▼

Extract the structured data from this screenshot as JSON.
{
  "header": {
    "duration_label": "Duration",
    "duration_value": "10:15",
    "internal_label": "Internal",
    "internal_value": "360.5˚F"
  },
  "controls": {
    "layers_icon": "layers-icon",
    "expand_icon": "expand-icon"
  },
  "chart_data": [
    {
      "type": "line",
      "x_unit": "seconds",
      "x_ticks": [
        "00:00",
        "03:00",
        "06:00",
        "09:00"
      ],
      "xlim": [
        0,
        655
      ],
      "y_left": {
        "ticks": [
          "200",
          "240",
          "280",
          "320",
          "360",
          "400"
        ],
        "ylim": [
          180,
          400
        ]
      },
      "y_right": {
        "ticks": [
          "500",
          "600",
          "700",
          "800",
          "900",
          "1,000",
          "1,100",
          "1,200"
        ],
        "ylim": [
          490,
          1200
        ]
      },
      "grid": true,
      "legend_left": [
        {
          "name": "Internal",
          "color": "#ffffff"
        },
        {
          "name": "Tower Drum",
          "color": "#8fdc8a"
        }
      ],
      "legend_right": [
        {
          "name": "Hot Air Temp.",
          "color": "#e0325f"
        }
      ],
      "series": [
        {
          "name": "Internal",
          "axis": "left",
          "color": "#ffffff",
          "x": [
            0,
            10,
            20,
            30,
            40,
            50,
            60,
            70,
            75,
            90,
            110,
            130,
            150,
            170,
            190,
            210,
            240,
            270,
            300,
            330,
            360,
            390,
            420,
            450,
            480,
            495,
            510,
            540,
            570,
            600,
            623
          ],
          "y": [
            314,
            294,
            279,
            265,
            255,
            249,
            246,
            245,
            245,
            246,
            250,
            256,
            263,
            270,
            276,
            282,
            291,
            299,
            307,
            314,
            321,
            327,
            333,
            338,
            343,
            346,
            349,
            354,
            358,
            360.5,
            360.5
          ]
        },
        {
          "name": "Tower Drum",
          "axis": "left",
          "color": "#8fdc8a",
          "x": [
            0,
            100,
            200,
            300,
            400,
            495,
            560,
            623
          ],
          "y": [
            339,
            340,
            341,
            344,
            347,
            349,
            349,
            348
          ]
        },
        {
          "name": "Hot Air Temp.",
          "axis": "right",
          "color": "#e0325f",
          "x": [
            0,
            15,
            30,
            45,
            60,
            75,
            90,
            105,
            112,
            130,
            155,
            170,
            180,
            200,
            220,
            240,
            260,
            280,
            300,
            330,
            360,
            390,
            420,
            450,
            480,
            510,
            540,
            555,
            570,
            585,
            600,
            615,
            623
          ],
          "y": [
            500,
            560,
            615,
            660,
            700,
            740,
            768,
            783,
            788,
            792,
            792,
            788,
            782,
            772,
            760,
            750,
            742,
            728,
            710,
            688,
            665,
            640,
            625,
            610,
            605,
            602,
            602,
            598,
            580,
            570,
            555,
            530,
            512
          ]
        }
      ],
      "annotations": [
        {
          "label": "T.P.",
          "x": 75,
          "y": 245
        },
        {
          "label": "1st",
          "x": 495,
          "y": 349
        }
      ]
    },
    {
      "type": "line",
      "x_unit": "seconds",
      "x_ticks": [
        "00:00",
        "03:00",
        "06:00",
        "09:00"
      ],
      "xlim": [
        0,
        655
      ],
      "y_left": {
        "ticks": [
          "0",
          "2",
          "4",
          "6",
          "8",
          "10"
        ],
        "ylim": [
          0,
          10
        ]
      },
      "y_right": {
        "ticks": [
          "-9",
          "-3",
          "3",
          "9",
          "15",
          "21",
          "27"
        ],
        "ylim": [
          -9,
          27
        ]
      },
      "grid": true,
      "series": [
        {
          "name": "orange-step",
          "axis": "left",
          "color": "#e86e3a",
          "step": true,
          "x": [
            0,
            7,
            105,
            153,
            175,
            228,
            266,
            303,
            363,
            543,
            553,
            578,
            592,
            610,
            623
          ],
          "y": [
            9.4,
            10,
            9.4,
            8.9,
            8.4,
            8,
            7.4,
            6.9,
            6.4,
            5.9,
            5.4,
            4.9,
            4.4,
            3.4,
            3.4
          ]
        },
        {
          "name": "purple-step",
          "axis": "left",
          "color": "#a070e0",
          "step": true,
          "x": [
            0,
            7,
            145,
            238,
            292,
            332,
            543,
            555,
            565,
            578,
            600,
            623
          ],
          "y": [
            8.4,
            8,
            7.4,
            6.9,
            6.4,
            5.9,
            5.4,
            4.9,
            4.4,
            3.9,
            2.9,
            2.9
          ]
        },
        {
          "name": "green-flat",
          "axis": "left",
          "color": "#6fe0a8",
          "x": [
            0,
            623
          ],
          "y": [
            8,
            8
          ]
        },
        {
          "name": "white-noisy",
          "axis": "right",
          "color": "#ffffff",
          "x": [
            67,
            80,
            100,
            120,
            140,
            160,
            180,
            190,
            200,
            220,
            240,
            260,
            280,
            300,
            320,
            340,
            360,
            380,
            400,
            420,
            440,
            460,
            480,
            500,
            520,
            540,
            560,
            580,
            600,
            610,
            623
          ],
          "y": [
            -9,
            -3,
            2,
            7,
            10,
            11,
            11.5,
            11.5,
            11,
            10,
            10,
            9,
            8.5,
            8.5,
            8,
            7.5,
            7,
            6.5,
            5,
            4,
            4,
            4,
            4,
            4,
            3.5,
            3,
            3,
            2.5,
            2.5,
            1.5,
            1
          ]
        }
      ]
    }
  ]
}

▲

## Your objective
Retype every record above exactly as written.

## Solution to this task
Extract the structured data from this screenshot as JSON.
{
  "header": {
    "duration_label": "Duration",
    "duration_value": "10:15",
    "internal_label": "Internal",
    "internal_value": "360.5˚F"
  },
  "controls": {
    "layers_icon": "layers-icon",
    "expand_icon": "expand-icon"
  },
  "chart_data": [
    {
      "type": "line",
      "x_unit": "seconds",
      "x_ticks": [
        "00:00",
        "03:00",
        "06:00",
        "09:00"
      ],
      "xlim": [
        0,
        655
      ],
      "y_left": {
        "ticks": [
          "200",
          "240",
          "280",
          "320",
          "360",
          "400"
        ],
        "ylim": [
          180,
          400
        ]
      },
      "y_right": {
        "ticks": [
          "500",
          "600",
          "700",
          "800",
          "900",
          "1,000",
          "1,100",
          "1,200"
        ],
        "ylim": [
          490,
          1200
        ]
      },
      "grid": true,
      "legend_left": [
        {
          "name": "Internal",
          "color": "#ffffff"
        },
        {
          "name": "Tower Drum",
          "color": "#8fdc8a"
        }
      ],
      "legend_right": [
        {
          "name": "Hot Air Temp.",
          "color": "#e0325f"
        }
      ],
      "series": [
        {
          "name": "Internal",
          "axis": "left",
          "color": "#ffffff",
          "x": [
            0,
            10,
            20,
            30,
            40,
            50,
            60,
            70,
            75,
            90,
            110,
            130,
            150,
            170,
            190,
            210,
            240,
            270,
            300,
            330,
            360,
            390,
            420,
            450,
            480,
            495,
            510,
            540,
            570,
            600,
            623
          ],
          "y": [
            314,
            294,
            279,
            265,
            255,
            249,
            246,
            245,
            245,
            246,
            250,
            256,
            263,
            270,
            276,
            282,
            291,
            299,
            307,
            314,
            321,
            327,
            333,
            338,
            343,
            346,
            349,
            354,
            358,
            360.5,
            360.5
          ]
        },
        {
          "name": "Tower Drum",
          "axis": "left",
          "color": "#8fdc8a",
          "x": [
            0,
            100,
            200,
            300,
            400,
            495,
            560,
            623
          ],
          "y": [
            339,
            340,
            341,
            344,
            347,
            349,
            349,
            348
          ]
        },
        {
          "name": "Hot Air Temp.",
          "axis": "right",
          "color": "#e0325f",
          "x": [
            0,
            15,
            30,
            45,
            60,
            75,
            90,
            105,
            112,
            130,
            155,
            170,
            180,
            200,
            220,
            240,
            260,
            280,
            300,
            330,
            360,
            390,
            420,
            450,
            480,
            510,
            540,
            555,
            570,
            585,
            600,
            615,
            623
          ],
          "y": [
            500,
            560,
            615,
            660,
            700,
            740,
            768,
            783,
            788,
            792,
            792,
            788,
            782,
            772,
            760,
            750,
            742,
            728,
            710,
            688,
            665,
            640,
            625,
            610,
            605,
            602,
            602,
            598,
            580,
            570,
            555,
            530,
            512
          ]
        }
      ],
      "annotations": [
        {
          "label": "T.P.",
          "x": 75,
          "y": 245
        },
        {
          "label": "1st",
          "x": 495,
          "y": 349
        }
      ]
    },
    {
      "type": "line",
      "x_unit": "seconds",
      "x_ticks": [
        "00:00",
        "03:00",
        "06:00",
        "09:00"
      ],
      "xlim": [
        0,
        655
      ],
      "y_left": {
        "ticks": [
          "0",
          "2",
          "4",
          "6",
          "8",
          "10"
        ],
        "ylim": [
          0,
          10
        ]
      },
      "y_right": {
        "ticks": [
          "-9",
          "-3",
          "3",
          "9",
          "15",
          "21",
          "27"
        ],
        "ylim": [
          -9,
          27
        ]
      },
      "grid": true,
      "series": [
        {
          "name": "orange-step",
          "axis": "left",
          "color": "#e86e3a",
          "step": true,
          "x": [
            0,
            7,
            105,
            153,
            175,
            228,
            266,
            303,
            363,
            543,
            553,
            578,
            592,
            610,
            623
          ],
          "y": [
            9.4,
            10,
            9.4,
            8.9,
            8.4,
            8,
            7.4,
            6.9,
            6.4,
            5.9,
            5.4,
            4.9,
            4.4,
            3.4,
            3.4
          ]
        },
        {
          "name": "purple-step",
          "axis": "left",
          "color": "#a070e0",
          "step": true,
          "x": [
            0,
            7,
            145,
            238,
            292,
            332,
            543,
            555,
            565,
            578,
            600,
            623
          ],
          "y": [
            8.4,
            8,
            7.4,
            6.9,
            6.4,
            5.9,
            5.4,
            4.9,
            4.4,
            3.9,
            2.9,
            2.9
          ]
        },
        {
          "name": "green-flat",
          "axis": "left",
          "color": "#6fe0a8",
          "x": [
            0,
            623
          ],
          "y": [
            8,
            8
          ]
        },
        {
          "name": "white-noisy",
          "axis": "right",
          "color": "#ffffff",
          "x": [
            67,
            80,
            100,
            120,
            140,
            160,
            180,
            190,
            200,
            220,
            240,
            260,
            280,
            300,
            320,
            340,
            360,
            380,
            400,
            420,
            440,
            460,
            480,
            500,
            520,
            540,
            560,
            580,
            600,
            610,
            623
          ],
          "y": [
            -9,
            -3,
            2,
            7,
            10,
            11,
            11.5,
            11.5,
            11,
            10,
            10,
            9,
            8.5,
            8.5,
            8,
            7.5,
            7,
            6.5,
            5,
            4,
            4,
            4,
            4,
            4,
            3.5,
            3,
            3,
            2.5,
            2.5,
            1.5,
            1
          ]
        }
      ]
    }
  ]
}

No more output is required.